START Provided information
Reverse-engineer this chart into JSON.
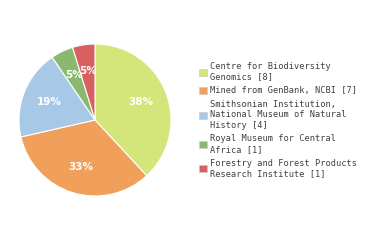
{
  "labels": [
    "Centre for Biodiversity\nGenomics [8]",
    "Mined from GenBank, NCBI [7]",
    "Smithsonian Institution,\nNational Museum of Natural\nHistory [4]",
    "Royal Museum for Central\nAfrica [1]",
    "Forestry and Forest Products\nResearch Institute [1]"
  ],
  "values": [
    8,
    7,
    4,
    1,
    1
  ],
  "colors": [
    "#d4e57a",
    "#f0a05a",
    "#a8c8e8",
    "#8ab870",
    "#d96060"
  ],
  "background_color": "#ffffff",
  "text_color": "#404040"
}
END Provided information
START Provided information
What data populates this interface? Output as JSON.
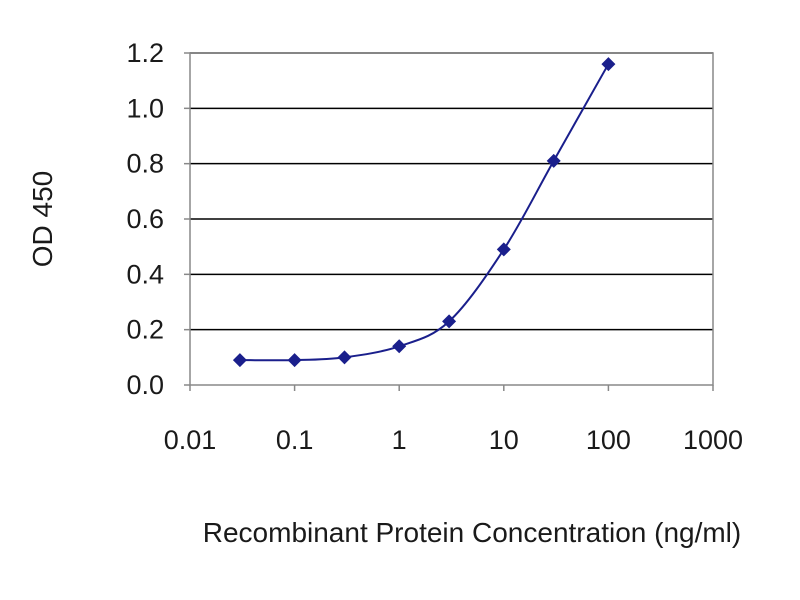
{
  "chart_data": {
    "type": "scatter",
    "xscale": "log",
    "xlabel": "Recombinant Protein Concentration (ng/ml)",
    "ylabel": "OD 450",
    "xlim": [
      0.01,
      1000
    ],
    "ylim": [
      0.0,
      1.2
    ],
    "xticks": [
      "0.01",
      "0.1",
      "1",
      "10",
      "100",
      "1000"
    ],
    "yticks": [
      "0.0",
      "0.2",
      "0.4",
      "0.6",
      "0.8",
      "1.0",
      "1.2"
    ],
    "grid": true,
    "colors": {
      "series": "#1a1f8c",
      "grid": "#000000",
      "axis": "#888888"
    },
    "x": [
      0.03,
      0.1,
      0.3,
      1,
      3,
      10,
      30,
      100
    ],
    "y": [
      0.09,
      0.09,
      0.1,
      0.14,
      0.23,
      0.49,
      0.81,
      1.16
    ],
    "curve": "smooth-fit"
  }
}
END Provided information
-- Aim of the exercise --
For every line in the data above that holds "this", return the line itself.

-- Answer for the task --
Reverse-engineer this chart into JSON.
What data populates this interface? Output as JSON.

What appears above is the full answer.